_Your goal_. Repeat the material exactly, every line of it.

(Dataset items)
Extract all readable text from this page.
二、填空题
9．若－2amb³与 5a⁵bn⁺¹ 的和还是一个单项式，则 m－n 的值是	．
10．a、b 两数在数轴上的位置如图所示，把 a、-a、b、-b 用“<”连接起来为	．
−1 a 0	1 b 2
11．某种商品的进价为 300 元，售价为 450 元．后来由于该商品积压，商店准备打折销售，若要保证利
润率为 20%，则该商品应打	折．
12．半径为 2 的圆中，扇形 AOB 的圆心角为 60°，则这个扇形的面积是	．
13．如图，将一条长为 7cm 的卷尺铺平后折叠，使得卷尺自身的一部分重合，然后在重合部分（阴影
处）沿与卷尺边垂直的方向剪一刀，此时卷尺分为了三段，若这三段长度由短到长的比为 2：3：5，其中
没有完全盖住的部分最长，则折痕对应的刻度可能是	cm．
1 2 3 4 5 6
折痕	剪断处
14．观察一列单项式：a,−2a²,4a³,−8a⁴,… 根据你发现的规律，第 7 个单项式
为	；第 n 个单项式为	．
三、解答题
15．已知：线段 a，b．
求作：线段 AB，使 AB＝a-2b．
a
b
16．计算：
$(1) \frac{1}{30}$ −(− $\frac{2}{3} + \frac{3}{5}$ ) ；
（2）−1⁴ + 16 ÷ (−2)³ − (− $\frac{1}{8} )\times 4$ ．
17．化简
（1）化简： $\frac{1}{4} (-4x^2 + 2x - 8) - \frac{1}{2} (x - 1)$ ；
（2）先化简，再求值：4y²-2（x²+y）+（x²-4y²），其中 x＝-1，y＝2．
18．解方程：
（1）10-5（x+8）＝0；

_In response_.
Extract all readable text from this page.
二、填空题
9．若－2amb³与 5a⁵bn⁺¹ 的和还是一个单项式，则 m－n 的值是	．
10．a、b 两数在数轴上的位置如图所示，把 a、-a、b、-b 用“<”连接起来为	．
−1 a 0	1 b 2
11．某种商品的进价为 300 元，售价为 450 元．后来由于该商品积压，商店准备打折销售，若要保证利
润率为 20%，则该商品应打	折．
12．半径为 2 的圆中，扇形 AOB 的圆心角为 60°，则这个扇形的面积是	．
13．如图，将一条长为 7cm 的卷尺铺平后折叠，使得卷尺自身的一部分重合，然后在重合部分（阴影
处）沿与卷尺边垂直的方向剪一刀，此时卷尺分为了三段，若这三段长度由短到长的比为 2：3：5，其中
没有完全盖住的部分最长，则折痕对应的刻度可能是	cm．
1 2 3 4 5 6
折痕	剪断处
14．观察一列单项式：a,−2a²,4a³,−8a⁴,… 根据你发现的规律，第 7 个单项式
为	；第 n 个单项式为	．
三、解答题
15．已知：线段 a，b．
求作：线段 AB，使 AB＝a-2b．
a
b
16．计算：
$(1) \frac{1}{30}$ −(− $\frac{2}{3} + \frac{3}{5}$ ) ；
（2）−1⁴ + 16 ÷ (−2)³ − (− $\frac{1}{8} )\times 4$ ．
17．化简
（1）化简： $\frac{1}{4} (-4x^2 + 2x - 8) - \frac{1}{2} (x - 1)$ ；
（2）先化简，再求值：4y²-2（x²+y）+（x²-4y²），其中 x＝-1，y＝2．
18．解方程：
（1）10-5（x+8）＝0；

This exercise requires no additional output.